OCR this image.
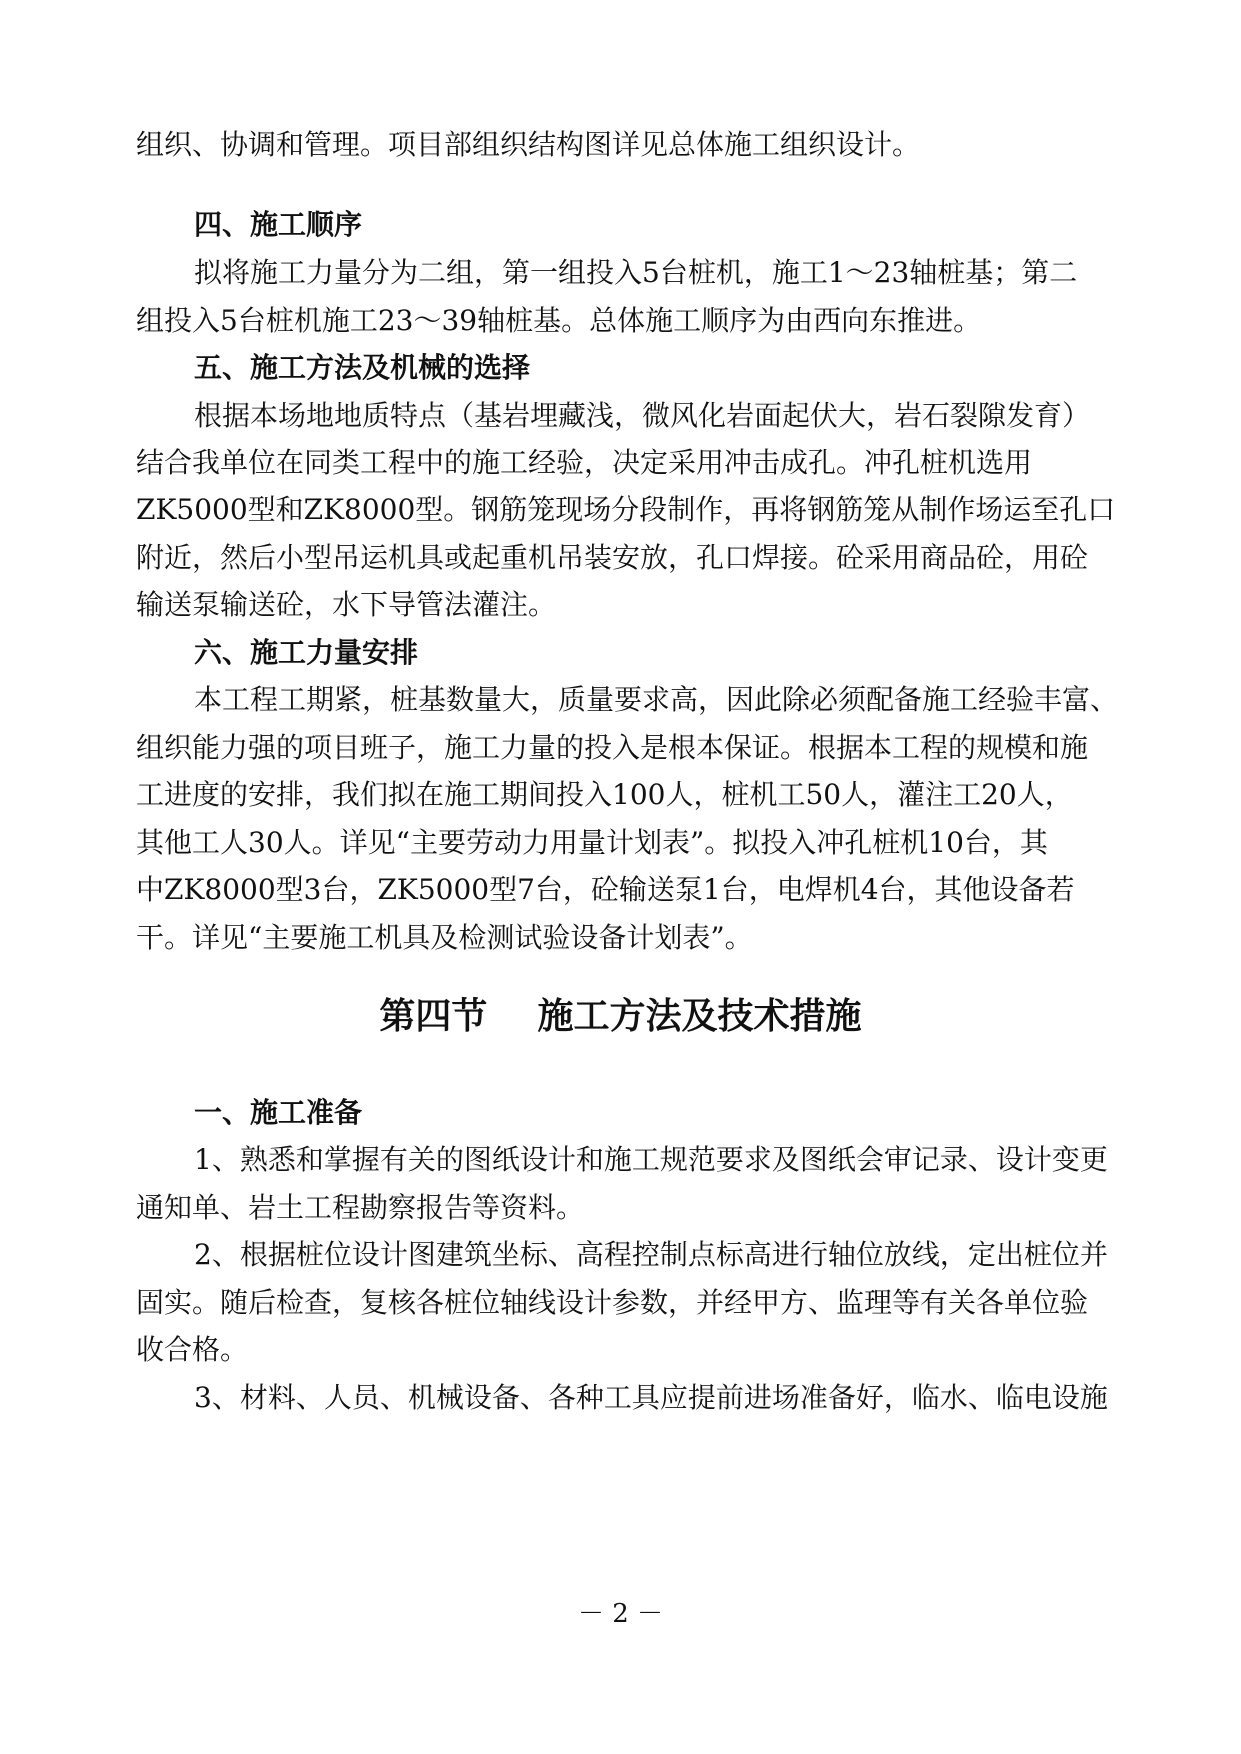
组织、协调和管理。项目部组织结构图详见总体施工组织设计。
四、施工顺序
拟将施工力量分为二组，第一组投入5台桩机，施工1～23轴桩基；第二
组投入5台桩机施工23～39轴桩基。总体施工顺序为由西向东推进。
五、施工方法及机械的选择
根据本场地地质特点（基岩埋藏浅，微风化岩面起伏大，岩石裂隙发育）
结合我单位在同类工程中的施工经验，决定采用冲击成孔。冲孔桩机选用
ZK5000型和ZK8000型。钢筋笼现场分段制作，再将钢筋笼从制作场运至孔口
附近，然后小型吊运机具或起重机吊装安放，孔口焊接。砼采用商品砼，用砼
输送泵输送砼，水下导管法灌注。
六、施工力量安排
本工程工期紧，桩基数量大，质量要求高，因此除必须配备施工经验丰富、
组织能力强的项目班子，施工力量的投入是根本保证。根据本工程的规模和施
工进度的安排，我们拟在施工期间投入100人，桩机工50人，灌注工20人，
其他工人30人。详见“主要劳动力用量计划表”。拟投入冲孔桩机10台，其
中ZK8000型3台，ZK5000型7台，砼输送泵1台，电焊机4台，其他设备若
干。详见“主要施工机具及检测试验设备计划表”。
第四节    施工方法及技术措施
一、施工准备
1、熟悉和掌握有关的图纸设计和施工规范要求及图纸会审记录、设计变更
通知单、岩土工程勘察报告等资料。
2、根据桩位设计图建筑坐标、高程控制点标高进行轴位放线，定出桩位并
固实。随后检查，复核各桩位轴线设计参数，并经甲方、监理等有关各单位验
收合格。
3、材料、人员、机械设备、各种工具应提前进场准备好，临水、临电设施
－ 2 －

————

Every line should be retyped exactly, with the pictures omitted.

OCR this image.
组织、协调和管理。项目部组织结构图详见总体施工组织设计。
四、施工顺序
拟将施工力量分为二组，第一组投入5台桩机，施工1～23轴桩基；第二
组投入5台桩机施工23～39轴桩基。总体施工顺序为由西向东推进。
五、施工方法及机械的选择
根据本场地地质特点（基岩埋藏浅，微风化岩面起伏大，岩石裂隙发育）
结合我单位在同类工程中的施工经验，决定采用冲击成孔。冲孔桩机选用
ZK5000型和ZK8000型。钢筋笼现场分段制作，再将钢筋笼从制作场运至孔口
附近，然后小型吊运机具或起重机吊装安放，孔口焊接。砼采用商品砼，用砼
输送泵输送砼，水下导管法灌注。
六、施工力量安排
本工程工期紧，桩基数量大，质量要求高，因此除必须配备施工经验丰富、
组织能力强的项目班子，施工力量的投入是根本保证。根据本工程的规模和施
工进度的安排，我们拟在施工期间投入100人，桩机工50人，灌注工20人，
其他工人30人。详见“主要劳动力用量计划表”。拟投入冲孔桩机10台，其
中ZK8000型3台，ZK5000型7台，砼输送泵1台，电焊机4台，其他设备若
干。详见“主要施工机具及检测试验设备计划表”。
第四节    施工方法及技术措施
一、施工准备
1、熟悉和掌握有关的图纸设计和施工规范要求及图纸会审记录、设计变更
通知单、岩土工程勘察报告等资料。
2、根据桩位设计图建筑坐标、高程控制点标高进行轴位放线，定出桩位并
固实。随后检查，复核各桩位轴线设计参数，并经甲方、监理等有关各单位验
收合格。
3、材料、人员、机械设备、各种工具应提前进场准备好，临水、临电设施
－ 2 －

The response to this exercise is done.